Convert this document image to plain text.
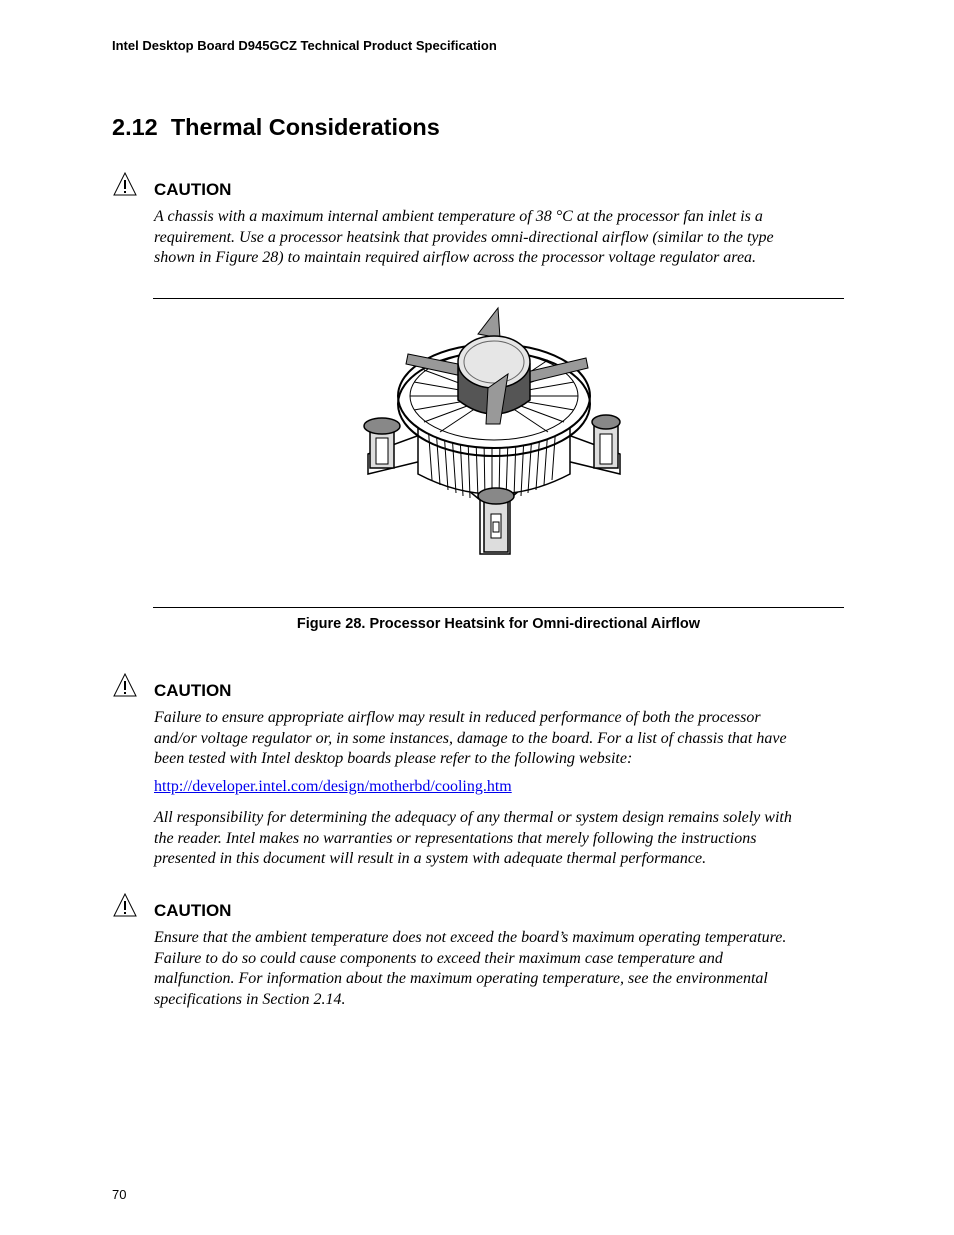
Intel Desktop Board D945GCZ Technical Product Specification
2.12 Thermal Considerations
CAUTION
A chassis with a maximum internal ambient temperature of 38 °C at the processor fan inlet is a
requirement. Use a processor heatsink that provides omni-directional airflow (similar to the type
shown in Figure 28) to maintain required airflow across the processor voltage regulator area.
Figure 28. Processor Heatsink for Omni-directional Airflow
CAUTION
Failure to ensure appropriate airflow may result in reduced performance of both the processor
and/or voltage regulator or, in some instances, damage to the board. For a list of chassis that have
been tested with Intel desktop boards please refer to the following website:
http://developer.intel.com/design/motherbd/cooling.htm
All responsibility for determining the adequacy of any thermal or system design remains solely with
the reader. Intel makes no warranties or representations that merely following the instructions
presented in this document will result in a system with adequate thermal performance.
CAUTION
Ensure that the ambient temperature does not exceed the board’s maximum operating temperature.
Failure to do so could cause components to exceed their maximum case temperature and
malfunction. For information about the maximum operating temperature, see the environmental
specifications in Section 2.14.
70
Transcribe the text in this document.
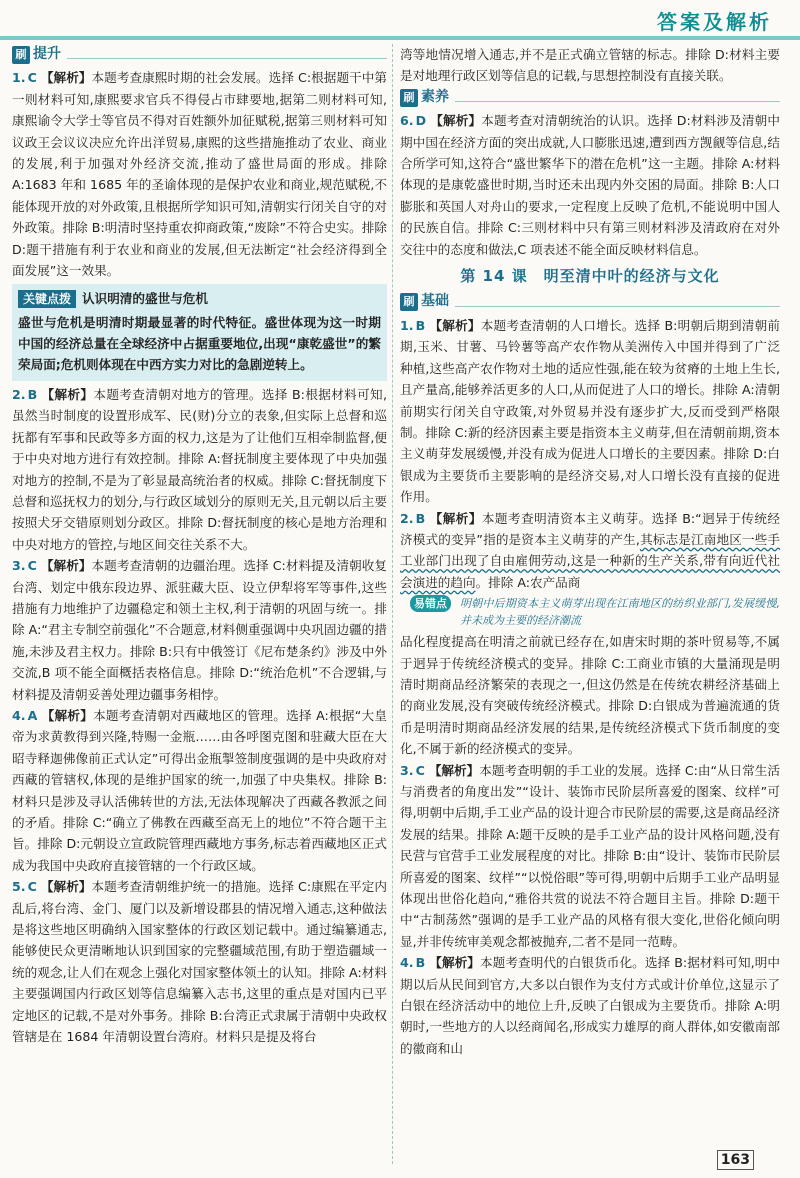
答案及解析
刷 提升

1. C 【解析】本题考查康熙时期的社会发展。选择 C:根据题干中第一则材料可知,康熙要求官兵不得侵占市肆要地,据第二则材料可知,康熙谕令大学士等官员不得对百姓额外加征赋税,据第三则材料可知议政王会议议决应允许出洋贸易,康熙的这些措施推动了农业、商业的发展,利于加强对外经济交流,推动了盛世局面的形成。排除 A:1683 年和 1685 年的圣谕体现的是保护农业和商业,规范赋税,不能体现开放的对外政策,且根据所学知识可知,清朝实行闭关自守的对外政策。排除 B:明清时坚持重农抑商政策,“废除”不符合史实。排除 D:题干措施有利于农业和商业的发展,但无法断定“社会经济得到全面发展”这一效果。

关键点拨 认识明清的盛世与危机
盛世与危机是明清时期最显著的时代特征。盛世体现为这一时期中国的经济总量在全球经济中占据重要地位,出现“康乾盛世”的繁荣局面;危机则体现在中西方实力对比的急剧逆转上。

2. B 【解析】本题考查清朝对地方的管理。选择 B:根据材料可知,虽然当时制度的设置形成军、民(财)分立的表象,但实际上总督和巡抚都有军事和民政等多方面的权力,这是为了让他们互相牵制监督,便于中央对地方进行有效控制。排除 A:督抚制度主要体现了中央加强对地方的控制,不是为了彰显最高统治者的权威。排除 C:督抚制度下总督和巡抚权力的划分,与行政区域划分的原则无关,且元朝以后主要按照犬牙交错原则划分政区。排除 D:督抚制度的核心是地方治理和中央对地方的管控,与地区间交往关系不大。

3. C 【解析】本题考查清朝的边疆治理。选择 C:材料提及清朝收复台湾、划定中俄东段边界、派驻藏大臣、设立伊犁将军等事件,这些措施有力地维护了边疆稳定和领土主权,利于清朝的巩固与统一。排除 A:“君主专制空前强化”不合题意,材料侧重强调中央巩固边疆的措施,未涉及君主权力。排除 B:只有中俄签订《尼布楚条约》涉及中外交流,B 项不能全面概括表格信息。排除 D:“统治危机”不合逻辑,与材料提及清朝妥善处理边疆事务相悖。

4. A 【解析】本题考查清朝对西藏地区的管理。选择 A:根据“大皇帝为求黄教得到兴隆,特赐一金瓶……由各呼图克图和驻藏大臣在大昭寺释迦佛像前正式认定”可得出金瓶掣签制度强调的是中央政府对西藏的管辖权,体现的是维护国家的统一,加强了中央集权。排除 B:材料只是涉及寻认活佛转世的方法,无法体现解决了西藏各教派之间的矛盾。排除 C:“确立了佛教在西藏至高无上的地位”不符合题干主旨。排除 D:元朝设立宣政院管理西藏地方事务,标志着西藏地区正式成为我国中央政府直接管辖的一个行政区域。

5. C 【解析】本题考查清朝维护统一的措施。选择 C:康熙在平定内乱后,将台湾、金门、厦门以及新增设郡县的情况增入通志,这种做法是将这些地区明确纳入国家整体的行政区划记载中。通过编纂通志,能够使民众更清晰地认识到国家的完整疆域范围,有助于塑造疆域一统的观念,让人们在观念上强化对国家整体领土的认知。排除 A:材料主要强调国内行政区划等信息编纂入志书,这里的重点是对国内已平定地区的记载,不是对外事务。排除 B:台湾正式隶属于清朝中央政权管辖是在 1684 年清朝设置台湾府。材料只是提及将台

湾等地情况增入通志,并不是正式确立管辖的标志。排除 D:材料主要是对地理行政区划等信息的记载,与思想控制没有直接关联。

刷 素养

6. D 【解析】本题考查对清朝统治的认识。选择 D:材料涉及清朝中期中国在经济方面的突出成就,人口膨胀迅速,遭到西方觊觎等信息,结合所学可知,这符合“盛世繁华下的潜在危机”这一主题。排除 A:材料体现的是康乾盛世时期,当时还未出现内外交困的局面。排除 B:人口膨胀和英国人对舟山的要求,一定程度上反映了危机,不能说明中国人的民族自信。排除 C:三则材料中只有第三则材料涉及清政府在对外交往中的态度和做法,C 项表述不能全面反映材料信息。

第 14 课　明至清中叶的经济与文化
刷 基础

1. B 【解析】本题考查清朝的人口增长。选择 B:明朝后期到清朝前期,玉米、甘薯、马铃薯等高产农作物从美洲传入中国并得到了广泛种植,这些高产农作物对土地的适应性强,能在较为贫瘠的土地上生长,且产量高,能够养活更多的人口,从而促进了人口的增长。排除 A:清朝前期实行闭关自守政策,对外贸易并没有逐步扩大,反而受到严格限制。排除 C:新的经济因素主要是指资本主义萌芽,但在清朝前期,资本主义萌芽发展缓慢,并没有成为促进人口增长的主要因素。排除 D:白银成为主要货币主要影响的是经济交易,对人口增长没有直接的促进作用。

2. B 【解析】本题考查明清资本主义萌芽。选择 B:“迥异于传统经济模式的变异”指的是资本主义萌芽的产生,其标志是江南地区一些手工业部门出现了自由雇佣劳动,这是一种新的生产关系,带有向近代社会演进的趋向。排除 A:农产品商

易错点	明朝中后期资本主义萌芽出现在江南地区的纺织业部门,发展缓慢,并未成为主要的经济潮流

品化程度提高在明清之前就已经存在,如唐宋时期的茶叶贸易等,不属于迥异于传统经济模式的变异。排除 C:工商业市镇的大量涌现是明清时期商品经济繁荣的表现之一,但这仍然是在传统农耕经济基础上的商业发展,没有突破传统经济模式。排除 D:白银成为普遍流通的货币是明清时期商品经济发展的结果,是传统经济模式下货币制度的变化,不属于新的经济模式的变异。

3. C 【解析】本题考查明朝的手工业的发展。选择 C:由“从日常生活与消费者的角度出发”“设计、装饰市民阶层所喜爱的图案、纹样”可得,明朝中后期,手工业产品的设计迎合市民阶层的需要,这是商品经济发展的结果。排除 A:题干反映的是手工业产品的设计风格问题,没有民营与官营手工业发展程度的对比。排除 B:由“设计、装饰市民阶层所喜爱的图案、纹样”“以悦俗眼”等可得,明朝中后期手工业产品明显体现出世俗化趋向,“雅俗共赏的说法不符合题目主旨。排除 D:题干中“古制荡然”强调的是手工业产品的风格有很大变化,世俗化倾向明显,并非传统审美观念都被抛弃,二者不是同一范畴。

4. B 【解析】本题考查明代的白银货币化。选择 B:据材料可知,明中期以后从民间到官方,大多以白银作为支付方式或计价单位,这显示了白银在经济活动中的地位上升,反映了白银成为主要货币。排除 A:明朝时,一些地方的人以经商闻名,形成实力雄厚的商人群体,如安徽南部的徽商和山

163
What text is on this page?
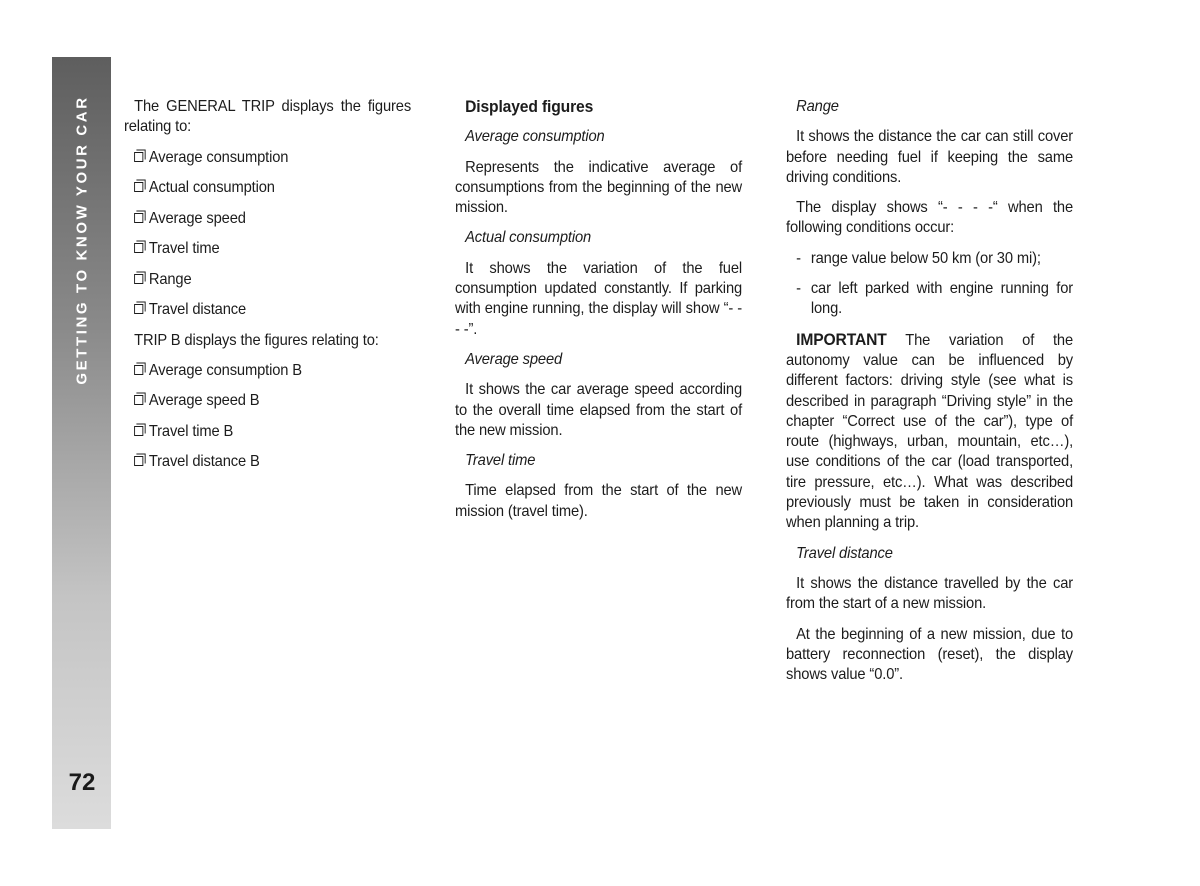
GETTING TO KNOW YOUR CAR
72

The GENERAL TRIP displays the figures relating to:

Average consumption
Actual consumption
Average speed
Travel time
Range
Travel distance

TRIP B displays the figures relating to:

Average consumption B
Average speed B
Travel time B
Travel distance B
Displayed figures
Average consumption

Represents the indicative average of consumptions from the beginning of the new mission.

Actual consumption

It shows the variation of the fuel consumption updated constantly. If parking with engine running, the display will show “- - - -”.

Average speed

It shows the car average speed according to the overall time elapsed from the start of the new mission.

Travel time

Time elapsed from the start of the new mission (travel time).

Range

It shows the distance the car can still cover before needing fuel if keeping the same driving conditions.

The display shows “- - - -“ when the following conditions occur:

- range value below 50 km (or 30 mi);
- car left parked with engine running for long.

IMPORTANT The variation of the autonomy value can be influenced by different factors: driving style (see what is described in paragraph “Driving style” in the chapter “Correct use of the car”), type of route (highways, urban, mountain, etc…), use conditions of the car (load transported, tire pressure, etc…). What was described previously must be taken in consideration when planning a trip.

Travel distance

It shows the distance travelled by the car from the start of a new mission.

At the beginning of a new mission, due to battery reconnection (reset), the display shows value “0.0”.
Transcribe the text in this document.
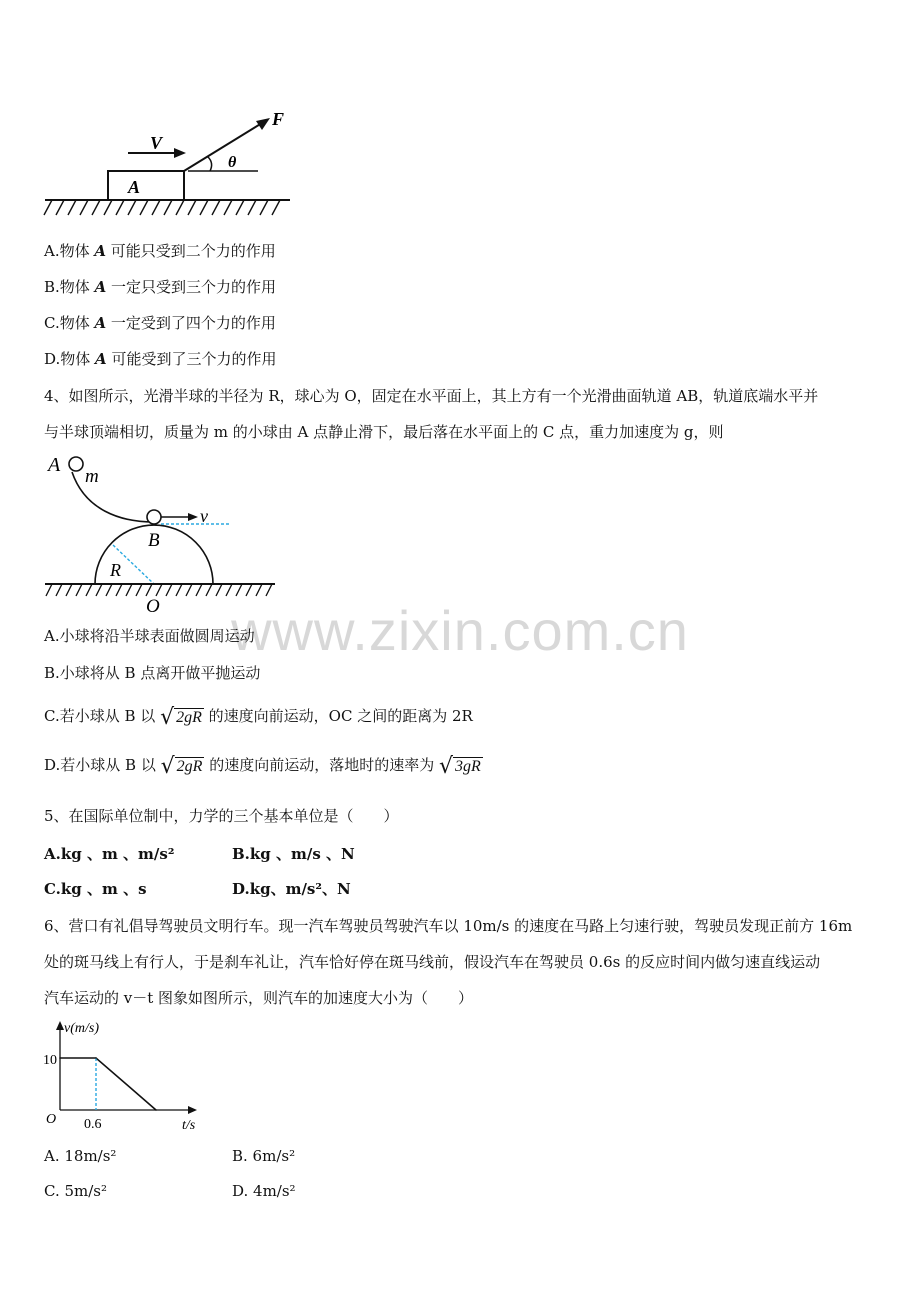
A
V
F
θ
A.物体 A 可能只受到二个力的作用
B.物体 A 一定只受到三个力的作用
C.物体 A 一定受到了四个力的作用
D.物体 A 可能受到了三个力的作用
4、如图所示，光滑半球的半径为 R，球心为 O，固定在水平面上，其上方有一个光滑曲面轨道 AB，轨道底端水平并
与半球顶端相切，质量为 m 的小球由 A 点静止滑下，最后落在水平面上的 C 点，重力加速度为 g，则
A
m
v
B
R
O	www.zixin.com.cn
A.小球将沿半球表面做圆周运动
B.小球将从 B 点离开做平抛运动
C.若小球从 B 以 √ 2gR 的速度向前运动，OC 之间的距离为 2R
D.若小球从 B 以 √ 2gR 的速度向前运动，落地时的速率为 √ 3gR
5、在国际单位制中，力学的三个基本单位是（　　）
A.kg 、m 、m/s²	B.kg 、m/s 、N
C.kg 、m 、s	D.kg、m/s²、N
6、营口有礼倡导驾驶员文明行车。现一汽车驾驶员驾驶汽车以 10m/s 的速度在马路上匀速行驶，驾驶员发现正前方 16m
处的斑马线上有行人，于是刹车礼让，汽车恰好停在斑马线前，假设汽车在驾驶员 0.6s 的反应时间内做匀速直线运动
汽车运动的 v－t 图象如图所示，则汽车的加速度大小为（　　）
v(m/s)
t/s
O
10
0.6
A. 18m/s²	B. 6m/s²
C. 5m/s²	D. 4m/s²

__SET PROBLEM__: Your answer should be a single number: the count of lines holding the word "voltage".

__RESPONSE__: 2